▶ [YOUR TASK]
Word for word, restate every line of the material.

▶ [RECORDED INFORMATION]
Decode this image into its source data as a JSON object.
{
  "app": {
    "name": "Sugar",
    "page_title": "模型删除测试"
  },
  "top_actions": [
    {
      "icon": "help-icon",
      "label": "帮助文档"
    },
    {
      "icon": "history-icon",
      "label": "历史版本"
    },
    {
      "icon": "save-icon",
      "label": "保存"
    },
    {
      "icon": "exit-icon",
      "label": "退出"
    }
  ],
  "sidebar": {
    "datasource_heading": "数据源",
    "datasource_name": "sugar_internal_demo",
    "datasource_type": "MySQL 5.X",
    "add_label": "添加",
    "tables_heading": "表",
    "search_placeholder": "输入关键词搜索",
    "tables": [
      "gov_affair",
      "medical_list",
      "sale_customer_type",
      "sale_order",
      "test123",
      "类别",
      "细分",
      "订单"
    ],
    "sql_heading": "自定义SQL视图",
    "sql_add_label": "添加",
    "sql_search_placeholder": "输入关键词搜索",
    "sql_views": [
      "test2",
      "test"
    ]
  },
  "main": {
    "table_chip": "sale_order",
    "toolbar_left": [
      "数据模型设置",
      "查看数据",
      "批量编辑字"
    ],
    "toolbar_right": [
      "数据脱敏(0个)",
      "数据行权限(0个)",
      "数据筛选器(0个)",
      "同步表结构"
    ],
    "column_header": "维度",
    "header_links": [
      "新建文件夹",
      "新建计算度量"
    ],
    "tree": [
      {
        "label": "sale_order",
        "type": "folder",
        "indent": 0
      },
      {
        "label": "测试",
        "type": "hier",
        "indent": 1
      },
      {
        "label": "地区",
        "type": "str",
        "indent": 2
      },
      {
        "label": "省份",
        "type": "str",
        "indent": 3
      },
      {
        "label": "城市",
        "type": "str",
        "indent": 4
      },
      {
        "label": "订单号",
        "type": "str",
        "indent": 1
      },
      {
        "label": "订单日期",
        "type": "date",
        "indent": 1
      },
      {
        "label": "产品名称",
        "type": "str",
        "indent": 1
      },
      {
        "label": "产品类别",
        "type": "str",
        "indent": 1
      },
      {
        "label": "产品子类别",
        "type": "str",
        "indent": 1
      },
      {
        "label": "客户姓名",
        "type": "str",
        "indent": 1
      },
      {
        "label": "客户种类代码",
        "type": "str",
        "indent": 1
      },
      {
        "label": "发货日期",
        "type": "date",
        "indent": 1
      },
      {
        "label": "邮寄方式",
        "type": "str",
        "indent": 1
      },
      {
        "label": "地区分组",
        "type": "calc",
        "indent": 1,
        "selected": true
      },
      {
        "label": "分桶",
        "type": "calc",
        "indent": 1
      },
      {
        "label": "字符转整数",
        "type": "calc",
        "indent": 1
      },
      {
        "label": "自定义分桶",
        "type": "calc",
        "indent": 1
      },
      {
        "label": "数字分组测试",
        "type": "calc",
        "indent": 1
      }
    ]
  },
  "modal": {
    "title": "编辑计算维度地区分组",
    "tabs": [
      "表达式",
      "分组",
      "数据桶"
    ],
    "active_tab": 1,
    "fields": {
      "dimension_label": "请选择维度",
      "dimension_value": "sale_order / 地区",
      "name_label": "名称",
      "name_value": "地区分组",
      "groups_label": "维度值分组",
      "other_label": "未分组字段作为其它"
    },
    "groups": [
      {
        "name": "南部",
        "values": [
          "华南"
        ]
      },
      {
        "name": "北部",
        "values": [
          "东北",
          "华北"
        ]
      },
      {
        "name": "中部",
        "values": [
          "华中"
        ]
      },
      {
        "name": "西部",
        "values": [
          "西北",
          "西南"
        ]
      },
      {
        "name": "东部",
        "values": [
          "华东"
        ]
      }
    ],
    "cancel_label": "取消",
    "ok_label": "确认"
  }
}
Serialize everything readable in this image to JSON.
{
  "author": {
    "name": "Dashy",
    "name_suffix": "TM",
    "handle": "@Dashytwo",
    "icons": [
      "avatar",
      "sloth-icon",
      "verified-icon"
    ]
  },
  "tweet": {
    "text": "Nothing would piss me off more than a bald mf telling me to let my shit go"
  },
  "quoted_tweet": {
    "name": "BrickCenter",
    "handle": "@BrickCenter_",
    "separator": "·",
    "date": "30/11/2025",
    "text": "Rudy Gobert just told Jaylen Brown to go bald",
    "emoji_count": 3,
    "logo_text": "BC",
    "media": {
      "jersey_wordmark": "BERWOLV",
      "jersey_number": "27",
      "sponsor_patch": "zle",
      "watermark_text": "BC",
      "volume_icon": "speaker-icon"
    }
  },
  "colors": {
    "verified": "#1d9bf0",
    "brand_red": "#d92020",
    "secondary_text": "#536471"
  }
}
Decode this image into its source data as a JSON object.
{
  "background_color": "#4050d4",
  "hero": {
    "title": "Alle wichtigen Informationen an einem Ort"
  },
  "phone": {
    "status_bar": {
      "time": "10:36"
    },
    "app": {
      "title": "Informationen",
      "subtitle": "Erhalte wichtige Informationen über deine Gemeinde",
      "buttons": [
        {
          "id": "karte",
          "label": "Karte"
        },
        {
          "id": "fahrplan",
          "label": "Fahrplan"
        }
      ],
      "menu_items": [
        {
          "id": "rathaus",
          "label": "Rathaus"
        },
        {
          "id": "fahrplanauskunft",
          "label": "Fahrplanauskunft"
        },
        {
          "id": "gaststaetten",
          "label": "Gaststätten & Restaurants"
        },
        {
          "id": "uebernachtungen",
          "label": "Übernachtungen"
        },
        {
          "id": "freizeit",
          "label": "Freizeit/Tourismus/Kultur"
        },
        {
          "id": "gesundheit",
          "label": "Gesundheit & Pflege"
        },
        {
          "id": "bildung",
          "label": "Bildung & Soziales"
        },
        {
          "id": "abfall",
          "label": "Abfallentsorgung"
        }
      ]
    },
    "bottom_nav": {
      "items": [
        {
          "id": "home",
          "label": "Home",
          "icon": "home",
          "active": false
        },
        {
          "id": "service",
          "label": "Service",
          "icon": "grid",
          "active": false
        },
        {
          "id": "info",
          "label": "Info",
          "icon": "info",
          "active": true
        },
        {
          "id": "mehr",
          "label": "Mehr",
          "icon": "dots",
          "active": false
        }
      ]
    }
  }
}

▶ [THE COMPLETED TASK]
Decode this image into its source data as a JSON object.
{
  "app": {
    "name": "Sugar",
    "page_title": "模型删除测试"
  },
  "top_actions": [
    {
      "icon": "help-icon",
      "label": "帮助文档"
    },
    {
      "icon": "history-icon",
      "label": "历史版本"
    },
    {
      "icon": "save-icon",
      "label": "保存"
    },
    {
      "icon": "exit-icon",
      "label": "退出"
    }
  ],
  "sidebar": {
    "datasource_heading": "数据源",
    "datasource_name": "sugar_internal_demo",
    "datasource_type": "MySQL 5.X",
    "add_label": "添加",
    "tables_heading": "表",
    "search_placeholder": "输入关键词搜索",
    "tables": [
      "gov_affair",
      "medical_list",
      "sale_customer_type",
      "sale_order",
      "test123",
      "类别",
      "细分",
      "订单"
    ],
    "sql_heading": "自定义SQL视图",
    "sql_add_label": "添加",
    "sql_search_placeholder": "输入关键词搜索",
    "sql_views": [
      "test2",
      "test"
    ]
  },
  "main": {
    "table_chip": "sale_order",
    "toolbar_left": [
      "数据模型设置",
      "查看数据",
      "批量编辑字"
    ],
    "toolbar_right": [
      "数据脱敏(0个)",
      "数据行权限(0个)",
      "数据筛选器(0个)",
      "同步表结构"
    ],
    "column_header": "维度",
    "header_links": [
      "新建文件夹",
      "新建计算度量"
    ],
    "tree": [
      {
        "label": "sale_order",
        "type": "folder",
        "indent": 0
      },
      {
        "label": "测试",
        "type": "hier",
        "indent": 1
      },
      {
        "label": "地区",
        "type": "str",
        "indent": 2
      },
      {
        "label": "省份",
        "type": "str",
        "indent": 3
      },
      {
        "label": "城市",
        "type": "str",
        "indent": 4
      },
      {
        "label": "订单号",
        "type": "str",
        "indent": 1
      },
      {
        "label": "订单日期",
        "type": "date",
        "indent": 1
      },
      {
        "label": "产品名称",
        "type": "str",
        "indent": 1
      },
      {
        "label": "产品类别",
        "type": "str",
        "indent": 1
      },
      {
        "label": "产品子类别",
        "type": "str",
        "indent": 1
      },
      {
        "label": "客户姓名",
        "type": "str",
        "indent": 1
      },
      {
        "label": "客户种类代码",
        "type": "str",
        "indent": 1
      },
      {
        "label": "发货日期",
        "type": "date",
        "indent": 1
      },
      {
        "label": "邮寄方式",
        "type": "str",
        "indent": 1
      },
      {
        "label": "地区分组",
        "type": "calc",
        "indent": 1,
        "selected": true
      },
      {
        "label": "分桶",
        "type": "calc",
        "indent": 1
      },
      {
        "label": "字符转整数",
        "type": "calc",
        "indent": 1
      },
      {
        "label": "自定义分桶",
        "type": "calc",
        "indent": 1
      },
      {
        "label": "数字分组测试",
        "type": "calc",
        "indent": 1
      }
    ]
  },
  "modal": {
    "title": "编辑计算维度地区分组",
    "tabs": [
      "表达式",
      "分组",
      "数据桶"
    ],
    "active_tab": 1,
    "fields": {
      "dimension_label": "请选择维度",
      "dimension_value": "sale_order / 地区",
      "name_label": "名称",
      "name_value": "地区分组",
      "groups_label": "维度值分组",
      "other_label": "未分组字段作为其它"
    },
    "groups": [
      {
        "name": "南部",
        "values": [
          "华南"
        ]
      },
      {
        "name": "北部",
        "values": [
          "东北",
          "华北"
        ]
      },
      {
        "name": "中部",
        "values": [
          "华中"
        ]
      },
      {
        "name": "西部",
        "values": [
          "西北",
          "西南"
        ]
      },
      {
        "name": "东部",
        "values": [
          "华东"
        ]
      }
    ],
    "cancel_label": "取消",
    "ok_label": "确认"
  }
}
Serialize everything readable in this image to JSON.
{
  "author": {
    "name": "Dashy",
    "name_suffix": "TM",
    "handle": "@Dashytwo",
    "icons": [
      "avatar",
      "sloth-icon",
      "verified-icon"
    ]
  },
  "tweet": {
    "text": "Nothing would piss me off more than a bald mf telling me to let my shit go"
  },
  "quoted_tweet": {
    "name": "BrickCenter",
    "handle": "@BrickCenter_",
    "separator": "·",
    "date": "30/11/2025",
    "text": "Rudy Gobert just told Jaylen Brown to go bald",
    "emoji_count": 3,
    "logo_text": "BC",
    "media": {
      "jersey_wordmark": "BERWOLV",
      "jersey_number": "27",
      "sponsor_patch": "zle",
      "watermark_text": "BC",
      "volume_icon": "speaker-icon"
    }
  },
  "colors": {
    "verified": "#1d9bf0",
    "brand_red": "#d92020",
    "secondary_text": "#536471"
  }
}
Decode this image into its source data as a JSON object.
{
  "background_color": "#4050d4",
  "hero": {
    "title": "Alle wichtigen Informationen an einem Ort"
  },
  "phone": {
    "status_bar": {
      "time": "10:36"
    },
    "app": {
      "title": "Informationen",
      "subtitle": "Erhalte wichtige Informationen über deine Gemeinde",
      "buttons": [
        {
          "id": "karte",
          "label": "Karte"
        },
        {
          "id": "fahrplan",
          "label": "Fahrplan"
        }
      ],
      "menu_items": [
        {
          "id": "rathaus",
          "label": "Rathaus"
        },
        {
          "id": "fahrplanauskunft",
          "label": "Fahrplanauskunft"
        },
        {
          "id": "gaststaetten",
          "label": "Gaststätten & Restaurants"
        },
        {
          "id": "uebernachtungen",
          "label": "Übernachtungen"
        },
        {
          "id": "freizeit",
          "label": "Freizeit/Tourismus/Kultur"
        },
        {
          "id": "gesundheit",
          "label": "Gesundheit & Pflege"
        },
        {
          "id": "bildung",
          "label": "Bildung & Soziales"
        },
        {
          "id": "abfall",
          "label": "Abfallentsorgung"
        }
      ]
    },
    "bottom_nav": {
      "items": [
        {
          "id": "home",
          "label": "Home",
          "icon": "home",
          "active": false
        },
        {
          "id": "service",
          "label": "Service",
          "icon": "grid",
          "active": false
        },
        {
          "id": "info",
          "label": "Info",
          "icon": "info",
          "active": true
        },
        {
          "id": "mehr",
          "label": "Mehr",
          "icon": "dots",
          "active": false
        }
      ]
    }
  }
}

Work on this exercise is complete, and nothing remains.